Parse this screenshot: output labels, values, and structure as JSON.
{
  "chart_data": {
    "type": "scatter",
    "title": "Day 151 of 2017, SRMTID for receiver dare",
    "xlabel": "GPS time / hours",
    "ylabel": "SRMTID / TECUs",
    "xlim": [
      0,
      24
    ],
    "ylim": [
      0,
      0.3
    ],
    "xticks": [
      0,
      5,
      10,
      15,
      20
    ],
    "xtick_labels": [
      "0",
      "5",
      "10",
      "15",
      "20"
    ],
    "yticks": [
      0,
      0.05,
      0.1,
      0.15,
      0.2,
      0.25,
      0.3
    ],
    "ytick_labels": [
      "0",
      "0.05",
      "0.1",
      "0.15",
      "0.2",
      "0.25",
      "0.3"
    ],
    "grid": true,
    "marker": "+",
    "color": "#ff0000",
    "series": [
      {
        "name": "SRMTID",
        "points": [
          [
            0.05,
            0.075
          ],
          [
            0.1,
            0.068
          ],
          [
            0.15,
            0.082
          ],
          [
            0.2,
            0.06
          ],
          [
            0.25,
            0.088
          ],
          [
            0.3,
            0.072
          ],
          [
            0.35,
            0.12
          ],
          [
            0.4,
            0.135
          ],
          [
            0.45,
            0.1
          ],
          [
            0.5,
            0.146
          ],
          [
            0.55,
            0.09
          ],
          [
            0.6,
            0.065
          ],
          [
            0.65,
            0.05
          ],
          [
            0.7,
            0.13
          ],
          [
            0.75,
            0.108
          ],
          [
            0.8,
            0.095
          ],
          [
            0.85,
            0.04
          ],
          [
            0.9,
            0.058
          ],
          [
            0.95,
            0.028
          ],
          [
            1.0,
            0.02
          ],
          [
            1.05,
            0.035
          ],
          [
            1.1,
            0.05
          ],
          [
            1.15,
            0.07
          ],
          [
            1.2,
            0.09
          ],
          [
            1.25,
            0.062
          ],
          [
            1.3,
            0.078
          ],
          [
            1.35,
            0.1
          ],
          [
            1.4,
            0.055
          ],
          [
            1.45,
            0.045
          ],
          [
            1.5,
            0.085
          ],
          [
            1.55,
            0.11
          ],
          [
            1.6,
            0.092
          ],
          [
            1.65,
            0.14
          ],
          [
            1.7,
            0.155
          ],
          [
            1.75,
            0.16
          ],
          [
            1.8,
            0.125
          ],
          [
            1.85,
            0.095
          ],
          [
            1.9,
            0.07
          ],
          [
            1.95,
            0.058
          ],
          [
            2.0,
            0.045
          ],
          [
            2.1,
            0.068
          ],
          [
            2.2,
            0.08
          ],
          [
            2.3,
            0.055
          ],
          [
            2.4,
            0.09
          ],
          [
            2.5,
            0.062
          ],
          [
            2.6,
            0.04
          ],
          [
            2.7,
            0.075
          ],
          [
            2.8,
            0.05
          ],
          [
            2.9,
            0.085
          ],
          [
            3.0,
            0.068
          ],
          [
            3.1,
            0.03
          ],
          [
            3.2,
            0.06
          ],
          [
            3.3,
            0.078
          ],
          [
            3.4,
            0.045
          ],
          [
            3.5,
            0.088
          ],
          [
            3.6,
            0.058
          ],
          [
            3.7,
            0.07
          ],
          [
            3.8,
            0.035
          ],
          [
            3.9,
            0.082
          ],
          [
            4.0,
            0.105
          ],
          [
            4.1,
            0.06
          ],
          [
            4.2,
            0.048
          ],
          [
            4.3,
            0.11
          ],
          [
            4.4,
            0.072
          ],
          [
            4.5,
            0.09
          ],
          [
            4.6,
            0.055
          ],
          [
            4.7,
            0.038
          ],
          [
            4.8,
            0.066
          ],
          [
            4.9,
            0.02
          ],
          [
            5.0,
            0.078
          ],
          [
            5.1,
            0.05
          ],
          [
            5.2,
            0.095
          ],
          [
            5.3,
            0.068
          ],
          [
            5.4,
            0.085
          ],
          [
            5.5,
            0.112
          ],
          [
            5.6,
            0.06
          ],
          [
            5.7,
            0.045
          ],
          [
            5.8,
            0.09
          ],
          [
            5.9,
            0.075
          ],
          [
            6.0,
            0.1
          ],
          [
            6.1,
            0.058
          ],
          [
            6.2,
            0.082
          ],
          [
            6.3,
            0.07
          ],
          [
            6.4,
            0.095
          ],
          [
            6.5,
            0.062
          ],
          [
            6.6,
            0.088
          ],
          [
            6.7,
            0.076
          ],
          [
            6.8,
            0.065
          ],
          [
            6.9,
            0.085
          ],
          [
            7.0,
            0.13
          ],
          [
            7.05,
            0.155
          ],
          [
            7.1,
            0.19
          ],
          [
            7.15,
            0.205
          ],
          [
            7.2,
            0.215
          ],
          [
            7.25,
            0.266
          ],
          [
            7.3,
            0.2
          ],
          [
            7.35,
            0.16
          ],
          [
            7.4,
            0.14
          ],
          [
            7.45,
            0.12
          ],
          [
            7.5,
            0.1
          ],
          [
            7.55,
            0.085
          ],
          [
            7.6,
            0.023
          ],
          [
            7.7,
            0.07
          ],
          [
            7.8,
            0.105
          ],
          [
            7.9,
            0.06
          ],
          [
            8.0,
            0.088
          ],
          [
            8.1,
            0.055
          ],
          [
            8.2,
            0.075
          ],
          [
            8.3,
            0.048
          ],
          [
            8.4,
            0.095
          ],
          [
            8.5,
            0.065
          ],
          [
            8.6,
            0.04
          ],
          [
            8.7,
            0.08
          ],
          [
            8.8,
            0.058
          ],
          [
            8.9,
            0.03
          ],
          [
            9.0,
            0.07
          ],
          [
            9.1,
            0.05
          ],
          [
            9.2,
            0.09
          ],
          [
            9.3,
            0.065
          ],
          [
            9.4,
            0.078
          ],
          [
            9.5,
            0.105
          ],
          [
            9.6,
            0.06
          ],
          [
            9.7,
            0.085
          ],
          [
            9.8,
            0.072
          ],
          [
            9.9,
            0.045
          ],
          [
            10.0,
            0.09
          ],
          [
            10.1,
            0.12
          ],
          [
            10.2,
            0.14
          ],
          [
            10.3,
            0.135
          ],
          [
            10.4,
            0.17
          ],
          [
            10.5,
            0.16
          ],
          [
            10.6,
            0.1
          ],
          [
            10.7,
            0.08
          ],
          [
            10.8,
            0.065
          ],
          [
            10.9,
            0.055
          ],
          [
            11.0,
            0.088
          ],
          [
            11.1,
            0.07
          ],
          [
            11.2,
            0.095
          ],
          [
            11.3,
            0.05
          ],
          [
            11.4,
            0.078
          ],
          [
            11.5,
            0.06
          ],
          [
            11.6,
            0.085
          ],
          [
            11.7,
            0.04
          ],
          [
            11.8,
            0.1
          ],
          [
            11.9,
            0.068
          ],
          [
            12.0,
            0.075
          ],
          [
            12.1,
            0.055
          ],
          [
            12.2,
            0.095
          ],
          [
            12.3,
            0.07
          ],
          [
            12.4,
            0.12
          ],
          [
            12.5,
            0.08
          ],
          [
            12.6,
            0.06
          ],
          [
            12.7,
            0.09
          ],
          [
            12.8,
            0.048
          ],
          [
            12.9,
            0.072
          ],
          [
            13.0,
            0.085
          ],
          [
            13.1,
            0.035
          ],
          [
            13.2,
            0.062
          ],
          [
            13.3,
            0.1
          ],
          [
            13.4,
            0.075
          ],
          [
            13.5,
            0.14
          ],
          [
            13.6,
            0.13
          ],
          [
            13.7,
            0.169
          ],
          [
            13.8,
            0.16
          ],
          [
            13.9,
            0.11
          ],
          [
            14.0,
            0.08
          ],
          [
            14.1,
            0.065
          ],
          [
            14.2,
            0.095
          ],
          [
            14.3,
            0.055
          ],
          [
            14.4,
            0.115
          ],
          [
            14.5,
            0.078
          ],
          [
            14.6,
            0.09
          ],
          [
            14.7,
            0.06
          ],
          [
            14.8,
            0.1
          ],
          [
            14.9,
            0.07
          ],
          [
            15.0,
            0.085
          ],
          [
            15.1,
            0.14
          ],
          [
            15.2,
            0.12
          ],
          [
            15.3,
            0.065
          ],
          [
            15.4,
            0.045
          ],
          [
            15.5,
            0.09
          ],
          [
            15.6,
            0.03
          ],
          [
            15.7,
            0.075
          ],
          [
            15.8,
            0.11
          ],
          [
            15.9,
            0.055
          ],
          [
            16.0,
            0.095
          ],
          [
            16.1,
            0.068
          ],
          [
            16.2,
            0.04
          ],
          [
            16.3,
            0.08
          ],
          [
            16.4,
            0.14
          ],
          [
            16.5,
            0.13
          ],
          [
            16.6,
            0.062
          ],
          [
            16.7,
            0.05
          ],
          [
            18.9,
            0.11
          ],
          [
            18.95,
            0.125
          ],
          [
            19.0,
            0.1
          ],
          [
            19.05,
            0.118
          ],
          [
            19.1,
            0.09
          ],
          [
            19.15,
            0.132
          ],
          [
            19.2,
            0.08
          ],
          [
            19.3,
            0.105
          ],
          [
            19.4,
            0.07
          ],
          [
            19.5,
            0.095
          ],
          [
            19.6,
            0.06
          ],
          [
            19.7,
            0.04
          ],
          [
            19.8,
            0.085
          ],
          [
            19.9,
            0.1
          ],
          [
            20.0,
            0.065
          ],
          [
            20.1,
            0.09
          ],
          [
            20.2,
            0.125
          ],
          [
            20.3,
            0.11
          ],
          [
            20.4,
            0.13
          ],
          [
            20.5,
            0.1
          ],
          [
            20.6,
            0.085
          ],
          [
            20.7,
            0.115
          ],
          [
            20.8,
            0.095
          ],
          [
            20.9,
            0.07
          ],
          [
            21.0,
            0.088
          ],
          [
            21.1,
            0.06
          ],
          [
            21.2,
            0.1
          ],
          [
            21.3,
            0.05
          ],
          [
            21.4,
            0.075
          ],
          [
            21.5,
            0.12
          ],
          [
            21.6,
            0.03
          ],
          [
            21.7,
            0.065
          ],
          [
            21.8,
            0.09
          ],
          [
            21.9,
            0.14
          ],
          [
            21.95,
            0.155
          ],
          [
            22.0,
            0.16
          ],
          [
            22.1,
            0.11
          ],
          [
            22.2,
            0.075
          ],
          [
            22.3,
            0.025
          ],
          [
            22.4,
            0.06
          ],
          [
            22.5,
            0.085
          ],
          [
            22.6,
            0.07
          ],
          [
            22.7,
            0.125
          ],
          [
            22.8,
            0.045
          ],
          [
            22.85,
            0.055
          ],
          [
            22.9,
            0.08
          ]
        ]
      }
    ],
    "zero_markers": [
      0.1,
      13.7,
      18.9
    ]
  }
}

■ ■ ■ ■ ■ ■ ■

What you will do.
Work out how many lines of the data above hold the word "SRMTID", and write only the count.

Written solution.
3